=== Written request ===
Reproduce the entries word for word, everything from the first line down to and including the line that contains "skill-level-segment bbox=[150, 845, 198, 850]".

Layout element entries:
-- Begin --
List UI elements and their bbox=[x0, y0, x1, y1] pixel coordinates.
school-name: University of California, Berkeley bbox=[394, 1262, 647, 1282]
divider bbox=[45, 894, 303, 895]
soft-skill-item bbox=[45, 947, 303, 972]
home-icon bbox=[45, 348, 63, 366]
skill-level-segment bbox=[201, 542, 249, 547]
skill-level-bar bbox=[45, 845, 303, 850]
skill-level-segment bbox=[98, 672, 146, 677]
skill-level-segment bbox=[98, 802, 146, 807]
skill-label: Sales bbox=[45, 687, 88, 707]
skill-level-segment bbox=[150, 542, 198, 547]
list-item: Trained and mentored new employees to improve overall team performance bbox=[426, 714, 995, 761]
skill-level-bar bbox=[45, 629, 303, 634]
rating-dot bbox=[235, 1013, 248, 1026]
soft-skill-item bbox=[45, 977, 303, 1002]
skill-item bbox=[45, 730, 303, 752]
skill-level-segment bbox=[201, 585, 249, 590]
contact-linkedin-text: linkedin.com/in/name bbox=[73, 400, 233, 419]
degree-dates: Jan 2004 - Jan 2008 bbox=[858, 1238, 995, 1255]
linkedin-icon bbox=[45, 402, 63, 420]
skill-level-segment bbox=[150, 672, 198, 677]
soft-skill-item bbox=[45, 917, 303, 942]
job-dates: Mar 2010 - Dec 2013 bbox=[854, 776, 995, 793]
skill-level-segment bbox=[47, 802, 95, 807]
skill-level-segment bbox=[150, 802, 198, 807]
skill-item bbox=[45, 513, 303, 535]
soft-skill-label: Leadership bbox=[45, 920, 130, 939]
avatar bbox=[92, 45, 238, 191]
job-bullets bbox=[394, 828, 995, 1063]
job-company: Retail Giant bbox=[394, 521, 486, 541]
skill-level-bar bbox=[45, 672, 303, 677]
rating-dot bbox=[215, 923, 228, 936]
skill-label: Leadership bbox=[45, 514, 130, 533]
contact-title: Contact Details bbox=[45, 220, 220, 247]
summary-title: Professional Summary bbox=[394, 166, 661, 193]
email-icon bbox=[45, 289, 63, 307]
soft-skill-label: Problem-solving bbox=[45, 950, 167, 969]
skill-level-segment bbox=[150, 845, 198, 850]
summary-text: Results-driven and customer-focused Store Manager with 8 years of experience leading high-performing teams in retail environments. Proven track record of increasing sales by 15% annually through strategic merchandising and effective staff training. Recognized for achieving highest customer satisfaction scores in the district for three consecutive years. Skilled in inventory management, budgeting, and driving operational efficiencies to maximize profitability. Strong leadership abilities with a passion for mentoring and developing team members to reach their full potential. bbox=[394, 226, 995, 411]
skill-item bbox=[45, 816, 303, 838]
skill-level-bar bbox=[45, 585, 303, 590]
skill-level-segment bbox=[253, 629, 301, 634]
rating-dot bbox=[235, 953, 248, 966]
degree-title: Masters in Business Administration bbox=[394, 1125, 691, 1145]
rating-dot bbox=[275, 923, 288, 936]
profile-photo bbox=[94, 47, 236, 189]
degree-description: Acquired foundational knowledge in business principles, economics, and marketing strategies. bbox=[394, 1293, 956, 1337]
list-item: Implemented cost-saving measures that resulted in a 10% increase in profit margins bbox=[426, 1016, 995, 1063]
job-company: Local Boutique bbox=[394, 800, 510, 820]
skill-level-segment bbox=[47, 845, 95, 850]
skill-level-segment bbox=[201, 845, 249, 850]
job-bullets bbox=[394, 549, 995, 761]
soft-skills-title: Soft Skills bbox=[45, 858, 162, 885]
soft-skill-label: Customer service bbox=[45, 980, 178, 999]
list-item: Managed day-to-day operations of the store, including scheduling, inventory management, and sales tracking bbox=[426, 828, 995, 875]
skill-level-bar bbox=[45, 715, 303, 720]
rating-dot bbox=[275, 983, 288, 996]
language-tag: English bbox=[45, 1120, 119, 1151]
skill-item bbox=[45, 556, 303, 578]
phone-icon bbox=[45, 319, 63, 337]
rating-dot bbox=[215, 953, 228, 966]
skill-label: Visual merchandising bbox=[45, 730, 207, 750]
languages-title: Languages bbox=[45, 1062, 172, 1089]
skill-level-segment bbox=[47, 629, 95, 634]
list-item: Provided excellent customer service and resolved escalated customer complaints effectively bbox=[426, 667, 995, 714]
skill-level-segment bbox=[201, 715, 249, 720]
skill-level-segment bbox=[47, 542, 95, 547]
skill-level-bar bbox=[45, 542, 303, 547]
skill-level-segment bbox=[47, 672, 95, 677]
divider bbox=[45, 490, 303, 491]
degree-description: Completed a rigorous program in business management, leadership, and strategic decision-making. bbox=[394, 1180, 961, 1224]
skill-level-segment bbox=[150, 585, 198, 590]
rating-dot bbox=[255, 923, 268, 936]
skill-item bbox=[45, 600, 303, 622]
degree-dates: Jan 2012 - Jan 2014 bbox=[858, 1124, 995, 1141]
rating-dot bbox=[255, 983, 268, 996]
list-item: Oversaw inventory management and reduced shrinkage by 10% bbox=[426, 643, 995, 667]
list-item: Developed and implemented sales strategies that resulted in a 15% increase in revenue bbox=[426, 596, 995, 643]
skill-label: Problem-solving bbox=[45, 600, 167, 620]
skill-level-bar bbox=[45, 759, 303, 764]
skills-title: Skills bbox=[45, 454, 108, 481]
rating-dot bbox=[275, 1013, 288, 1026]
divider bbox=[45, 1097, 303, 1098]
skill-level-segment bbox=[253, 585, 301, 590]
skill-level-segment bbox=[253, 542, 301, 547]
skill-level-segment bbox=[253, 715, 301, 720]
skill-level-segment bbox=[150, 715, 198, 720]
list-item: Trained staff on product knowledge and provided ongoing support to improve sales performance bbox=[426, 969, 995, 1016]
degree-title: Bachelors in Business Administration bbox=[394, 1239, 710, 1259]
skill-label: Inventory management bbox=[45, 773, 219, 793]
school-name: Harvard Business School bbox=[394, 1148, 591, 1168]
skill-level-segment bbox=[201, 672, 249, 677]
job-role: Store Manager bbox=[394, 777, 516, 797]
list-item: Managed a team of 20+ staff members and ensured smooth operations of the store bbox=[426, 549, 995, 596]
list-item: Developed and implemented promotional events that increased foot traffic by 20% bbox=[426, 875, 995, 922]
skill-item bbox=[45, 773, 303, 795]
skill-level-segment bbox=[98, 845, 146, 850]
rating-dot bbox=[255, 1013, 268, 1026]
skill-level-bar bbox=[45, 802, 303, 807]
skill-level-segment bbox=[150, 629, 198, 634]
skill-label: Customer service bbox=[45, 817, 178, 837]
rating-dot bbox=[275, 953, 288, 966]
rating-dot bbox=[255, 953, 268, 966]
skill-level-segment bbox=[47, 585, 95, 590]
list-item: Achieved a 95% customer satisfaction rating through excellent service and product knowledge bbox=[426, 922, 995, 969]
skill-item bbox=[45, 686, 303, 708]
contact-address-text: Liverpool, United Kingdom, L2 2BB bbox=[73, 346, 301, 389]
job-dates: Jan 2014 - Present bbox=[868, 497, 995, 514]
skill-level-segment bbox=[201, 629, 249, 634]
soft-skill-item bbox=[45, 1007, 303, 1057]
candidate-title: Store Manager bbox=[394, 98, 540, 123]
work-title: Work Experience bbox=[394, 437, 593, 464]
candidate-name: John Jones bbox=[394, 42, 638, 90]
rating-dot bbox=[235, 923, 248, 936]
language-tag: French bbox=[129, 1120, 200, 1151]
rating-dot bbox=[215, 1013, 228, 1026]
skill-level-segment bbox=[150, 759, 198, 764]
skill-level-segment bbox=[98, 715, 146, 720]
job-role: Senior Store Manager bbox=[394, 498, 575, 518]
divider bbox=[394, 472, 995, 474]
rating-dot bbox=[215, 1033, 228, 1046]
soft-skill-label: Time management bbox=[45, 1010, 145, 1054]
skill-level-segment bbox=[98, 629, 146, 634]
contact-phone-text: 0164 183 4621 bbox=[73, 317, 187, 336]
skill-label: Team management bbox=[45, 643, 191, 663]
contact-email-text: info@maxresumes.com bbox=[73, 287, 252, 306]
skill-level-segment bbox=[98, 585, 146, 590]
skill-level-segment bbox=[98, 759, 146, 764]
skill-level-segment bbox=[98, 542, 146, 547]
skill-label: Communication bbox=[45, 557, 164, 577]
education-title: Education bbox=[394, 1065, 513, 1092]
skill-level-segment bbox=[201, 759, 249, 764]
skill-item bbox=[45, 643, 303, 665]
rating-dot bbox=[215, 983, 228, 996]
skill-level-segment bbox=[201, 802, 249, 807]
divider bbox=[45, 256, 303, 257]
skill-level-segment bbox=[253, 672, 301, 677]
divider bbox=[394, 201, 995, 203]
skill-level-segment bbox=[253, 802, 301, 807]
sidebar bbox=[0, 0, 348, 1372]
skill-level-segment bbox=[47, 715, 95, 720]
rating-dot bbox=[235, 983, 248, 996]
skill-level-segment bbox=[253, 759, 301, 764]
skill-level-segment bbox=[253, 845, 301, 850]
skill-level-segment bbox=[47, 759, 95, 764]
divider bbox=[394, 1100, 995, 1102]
-- End --
=== Solution to this exercise ===
List UI elements and their bbox=[x0, y0, x1, y1] pixel coordinates.
school-name: University of California, Berkeley bbox=[394, 1262, 647, 1282]
divider bbox=[45, 894, 303, 895]
soft-skill-item bbox=[45, 947, 303, 972]
home-icon bbox=[45, 348, 63, 366]
skill-level-segment bbox=[201, 542, 249, 547]
skill-level-bar bbox=[45, 845, 303, 850]
skill-level-segment bbox=[98, 672, 146, 677]
skill-level-segment bbox=[98, 802, 146, 807]
skill-label: Sales bbox=[45, 687, 88, 707]
skill-level-segment bbox=[150, 542, 198, 547]
list-item: Trained and mentored new employees to improve overall team performance bbox=[426, 714, 995, 761]
skill-level-bar bbox=[45, 629, 303, 634]
rating-dot bbox=[235, 1013, 248, 1026]
soft-skill-item bbox=[45, 977, 303, 1002]
skill-item bbox=[45, 730, 303, 752]
skill-level-segment bbox=[201, 585, 249, 590]
contact-linkedin-text: linkedin.com/in/name bbox=[73, 400, 233, 419]
degree-dates: Jan 2004 - Jan 2008 bbox=[858, 1238, 995, 1255]
linkedin-icon bbox=[45, 402, 63, 420]
skill-level-segment bbox=[150, 672, 198, 677]
soft-skill-item bbox=[45, 917, 303, 942]
job-dates: Mar 2010 - Dec 2013 bbox=[854, 776, 995, 793]
skill-level-segment bbox=[47, 802, 95, 807]
skill-level-segment bbox=[150, 802, 198, 807]
skill-item bbox=[45, 513, 303, 535]
soft-skill-label: Leadership bbox=[45, 920, 130, 939]
avatar bbox=[92, 45, 238, 191]
job-bullets bbox=[394, 828, 995, 1063]
job-company: Retail Giant bbox=[394, 521, 486, 541]
skill-level-bar bbox=[45, 672, 303, 677]
rating-dot bbox=[215, 923, 228, 936]
skill-label: Leadership bbox=[45, 514, 130, 533]
contact-title: Contact Details bbox=[45, 220, 220, 247]
summary-title: Professional Summary bbox=[394, 166, 661, 193]
email-icon bbox=[45, 289, 63, 307]
soft-skill-label: Problem-solving bbox=[45, 950, 167, 969]
skill-level-segment bbox=[150, 845, 198, 850]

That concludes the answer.